Request:
Locate the string "value" throughout the material and copy every line in which it occurs.

Exercise material:
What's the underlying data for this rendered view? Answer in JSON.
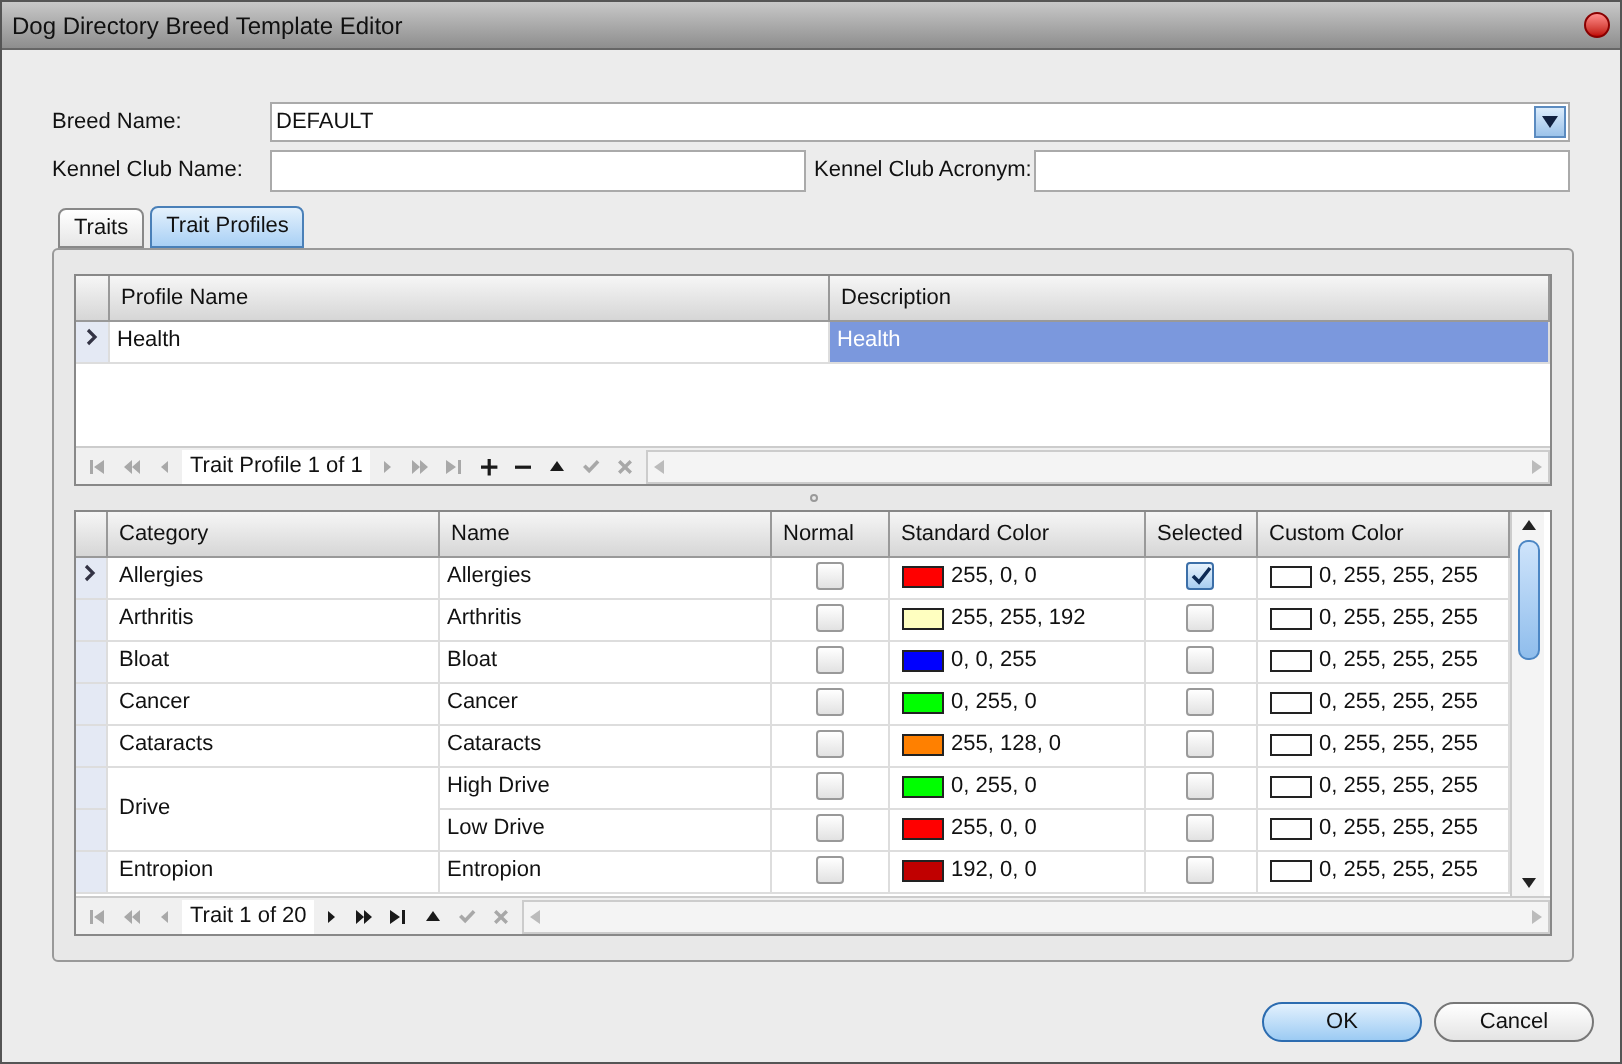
{
  "window": {
    "title": "Dog Directory Breed Template Editor"
  },
  "form": {
    "breed_name": {
      "label": "Breed Name:",
      "value": "DEFAULT"
    },
    "kennel_club_name": {
      "label": "Kennel Club Name:"
    },
    "kennel_club_acronym": {
      "label": "Kennel Club Acronym:"
    }
  },
  "tabs": [
    {
      "label": "Traits",
      "selected": false
    },
    {
      "label": "Trait Profiles",
      "selected": true
    }
  ],
  "profiles": {
    "columns": [
      "Profile Name",
      "Description"
    ],
    "rows": [
      {
        "current": true,
        "cells": [
          {
            "text": "Health",
            "selected": false
          },
          {
            "text": "Health",
            "selected": true
          }
        ]
      }
    ],
    "navigator": {
      "text": "Trait Profile 1 of 1",
      "buttons": [
        {
          "kind": "first",
          "enabled": false
        },
        {
          "kind": "prev_page",
          "enabled": false
        },
        {
          "kind": "prev",
          "enabled": false
        },
        {
          "kind": "next",
          "enabled": false
        },
        {
          "kind": "next_page",
          "enabled": false
        },
        {
          "kind": "last",
          "enabled": false
        },
        {
          "kind": "add",
          "enabled": true
        },
        {
          "kind": "remove",
          "enabled": true
        },
        {
          "kind": "up",
          "enabled": true
        },
        {
          "kind": "check",
          "enabled": false
        },
        {
          "kind": "cancel",
          "enabled": false
        }
      ]
    }
  },
  "traits": {
    "columns": [
      "Category",
      "Name",
      "Normal",
      "Standard Color",
      "Selected",
      "Custom Color"
    ],
    "groups": [
      {
        "category": "Allergies",
        "items": [
          {
            "current": true,
            "name": "Allergies",
            "normal": false,
            "standard": {
              "color": "#ff0000",
              "label": "255, 0, 0"
            },
            "selected": true,
            "custom": {
              "color": "#ffffff",
              "label": "0, 255, 255, 255"
            }
          }
        ]
      },
      {
        "category": "Arthritis",
        "items": [
          {
            "current": false,
            "name": "Arthritis",
            "normal": false,
            "standard": {
              "color": "#ffffc0",
              "label": "255, 255, 192"
            },
            "selected": false,
            "custom": {
              "color": "#ffffff",
              "label": "0, 255, 255, 255"
            }
          }
        ]
      },
      {
        "category": "Bloat",
        "items": [
          {
            "current": false,
            "name": "Bloat",
            "normal": false,
            "standard": {
              "color": "#0000ff",
              "label": "0, 0, 255"
            },
            "selected": false,
            "custom": {
              "color": "#ffffff",
              "label": "0, 255, 255, 255"
            }
          }
        ]
      },
      {
        "category": "Cancer",
        "items": [
          {
            "current": false,
            "name": "Cancer",
            "normal": false,
            "standard": {
              "color": "#00ff00",
              "label": "0, 255, 0"
            },
            "selected": false,
            "custom": {
              "color": "#ffffff",
              "label": "0, 255, 255, 255"
            }
          }
        ]
      },
      {
        "category": "Cataracts",
        "items": [
          {
            "current": false,
            "name": "Cataracts",
            "normal": false,
            "standard": {
              "color": "#ff8000",
              "label": "255, 128, 0"
            },
            "selected": false,
            "custom": {
              "color": "#ffffff",
              "label": "0, 255, 255, 255"
            }
          }
        ]
      },
      {
        "category": "Drive",
        "items": [
          {
            "current": false,
            "name": "High Drive",
            "normal": false,
            "standard": {
              "color": "#00ff00",
              "label": "0, 255, 0"
            },
            "selected": false,
            "custom": {
              "color": "#ffffff",
              "label": "0, 255, 255, 255"
            }
          },
          {
            "current": false,
            "name": "Low Drive",
            "normal": false,
            "standard": {
              "color": "#ff0000",
              "label": "255, 0, 0"
            },
            "selected": false,
            "custom": {
              "color": "#ffffff",
              "label": "0, 255, 255, 255"
            }
          }
        ]
      },
      {
        "category": "Entropion",
        "items": [
          {
            "current": false,
            "name": "Entropion",
            "normal": false,
            "standard": {
              "color": "#c00000",
              "label": "192, 0, 0"
            },
            "selected": false,
            "custom": {
              "color": "#ffffff",
              "label": "0, 255, 255, 255"
            }
          }
        ]
      }
    ],
    "navigator": {
      "text": "Trait 1 of 20",
      "buttons": [
        {
          "kind": "first",
          "enabled": false
        },
        {
          "kind": "prev_page",
          "enabled": false
        },
        {
          "kind": "prev",
          "enabled": false
        },
        {
          "kind": "next",
          "enabled": true
        },
        {
          "kind": "next_page",
          "enabled": true
        },
        {
          "kind": "last",
          "enabled": true
        },
        {
          "kind": "up",
          "enabled": true
        },
        {
          "kind": "check",
          "enabled": false
        },
        {
          "kind": "cancel",
          "enabled": false
        }
      ]
    }
  },
  "buttons": [
    {
      "label": "OK",
      "default": true
    },
    {
      "label": "Cancel",
      "default": false
    }
  ]
}
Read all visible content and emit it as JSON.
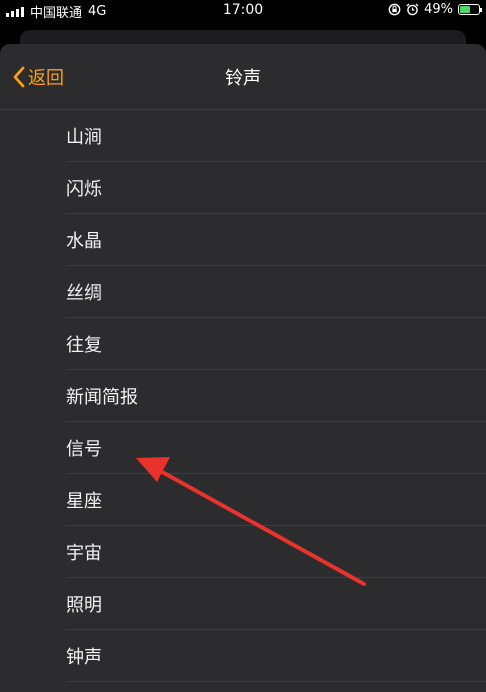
{
  "status_bar": {
    "carrier": "中国联通",
    "network": "4G",
    "time": "17:00",
    "battery_percent": "49%",
    "icons": [
      "signal-icon",
      "lock-rotation-icon",
      "alarm-icon",
      "battery-charging-icon"
    ]
  },
  "nav": {
    "back_label": "返回",
    "title": "铃声"
  },
  "ringtones": [
    "山涧",
    "闪烁",
    "水晶",
    "丝绸",
    "往复",
    "新闻简报",
    "信号",
    "星座",
    "宇宙",
    "照明",
    "钟声"
  ],
  "colors": {
    "accent": "#ff9f0a",
    "sheet_background": "#2c2c2e",
    "separator": "#3e3e41",
    "annotation_arrow": "#e8322c",
    "battery": "#4cd964"
  },
  "annotation": {
    "points_to": "信号"
  }
}
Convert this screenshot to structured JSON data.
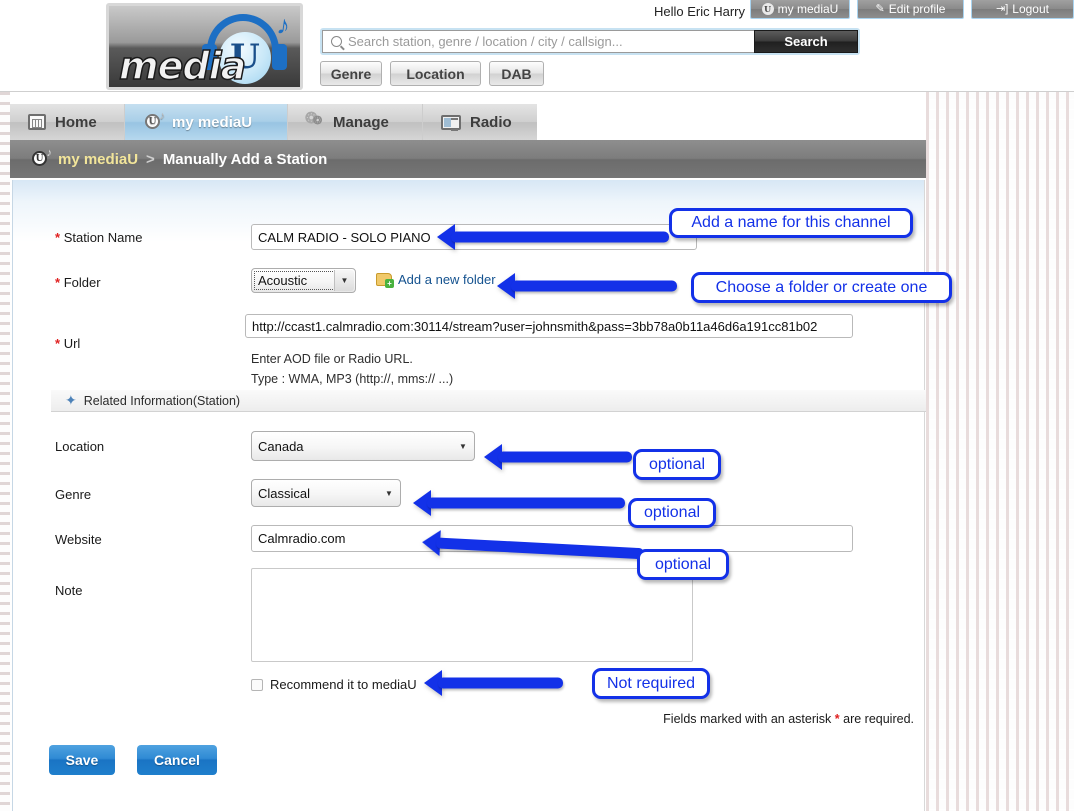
{
  "header": {
    "greeting": "Hello Eric Harry",
    "buttons": [
      {
        "label": "my mediaU",
        "icon": "u-badge-icon"
      },
      {
        "label": "Edit profile",
        "icon": "pencil-icon"
      },
      {
        "label": "Logout",
        "icon": "logout-icon"
      }
    ],
    "logo": {
      "word": "media",
      "letter": "U",
      "note": "♪"
    },
    "search": {
      "placeholder": "Search station, genre / location / city / callsign...",
      "value": "",
      "button_label": "Search",
      "icon": "search-icon"
    },
    "quick_buttons": [
      {
        "label": "Genre"
      },
      {
        "label": "Location"
      },
      {
        "label": "DAB"
      }
    ]
  },
  "nav": {
    "tabs": [
      {
        "label": "Home",
        "icon": "home-icon",
        "active": false
      },
      {
        "label": "my mediaU",
        "icon": "u-badge-icon",
        "active": true
      },
      {
        "label": "Manage",
        "icon": "gear-icon",
        "active": false
      },
      {
        "label": "Radio",
        "icon": "radio-icon",
        "active": false
      }
    ]
  },
  "breadcrumb": {
    "icon": "u-badge-icon",
    "root": "my mediaU",
    "separator": ">",
    "current": "Manually Add a Station"
  },
  "form": {
    "station_name": {
      "label": "Station Name",
      "required_mark": "*",
      "value": "CALM RADIO - SOLO PIANO"
    },
    "folder": {
      "label": "Folder",
      "required_mark": "*",
      "selected": "Acoustic",
      "add_link": "Add a new folder",
      "add_link_icon": "folder-add-icon"
    },
    "url": {
      "label": "Url",
      "required_mark": "*",
      "value": "http://ccast1.calmradio.com:30114/stream?user=johnsmith&pass=3bb78a0b11a46d6a191cc81b02",
      "hint_line1": "Enter AOD file or Radio URL.",
      "hint_line2": "Type : WMA, MP3 (http://, mms:// ...)"
    },
    "related_section": {
      "icon": "blue-star-icon",
      "title": "Related Information(Station)"
    },
    "location": {
      "label": "Location",
      "selected": "Canada"
    },
    "genre": {
      "label": "Genre",
      "selected": "Classical"
    },
    "website": {
      "label": "Website",
      "value": "Calmradio.com"
    },
    "note": {
      "label": "Note",
      "value": ""
    },
    "recommend": {
      "label": "Recommend it to mediaU",
      "checked": false
    },
    "asterisk_note_pre": "Fields marked with an asterisk ",
    "asterisk_note_mark": "*",
    "asterisk_note_post": " are required.",
    "save_label": "Save",
    "cancel_label": "Cancel"
  },
  "annotations": [
    {
      "text": "Add a name for this channel"
    },
    {
      "text": "Choose a folder or create one"
    },
    {
      "text": "optional"
    },
    {
      "text": "optional"
    },
    {
      "text": "optional"
    },
    {
      "text": "Not required"
    }
  ],
  "colors": {
    "annotation_blue": "#1331e8",
    "required_red": "#e02020",
    "tab_active_blue": "#a9cfe8",
    "button_blue": "#1f7fcc",
    "crumb_yellow": "#f2e59a"
  }
}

Answer to this problem:
      "value": "DEFAULT"
      "value": "",
      "value": "CALM RADIO - SOLO PIANO"
      "value": "http://ccast1.calmradio.com:30114/stream?user=johnsmith&pass=3bb78a0b11a46d6a191cc81b02",
      "value": "Calmradio.com"
      "value": ""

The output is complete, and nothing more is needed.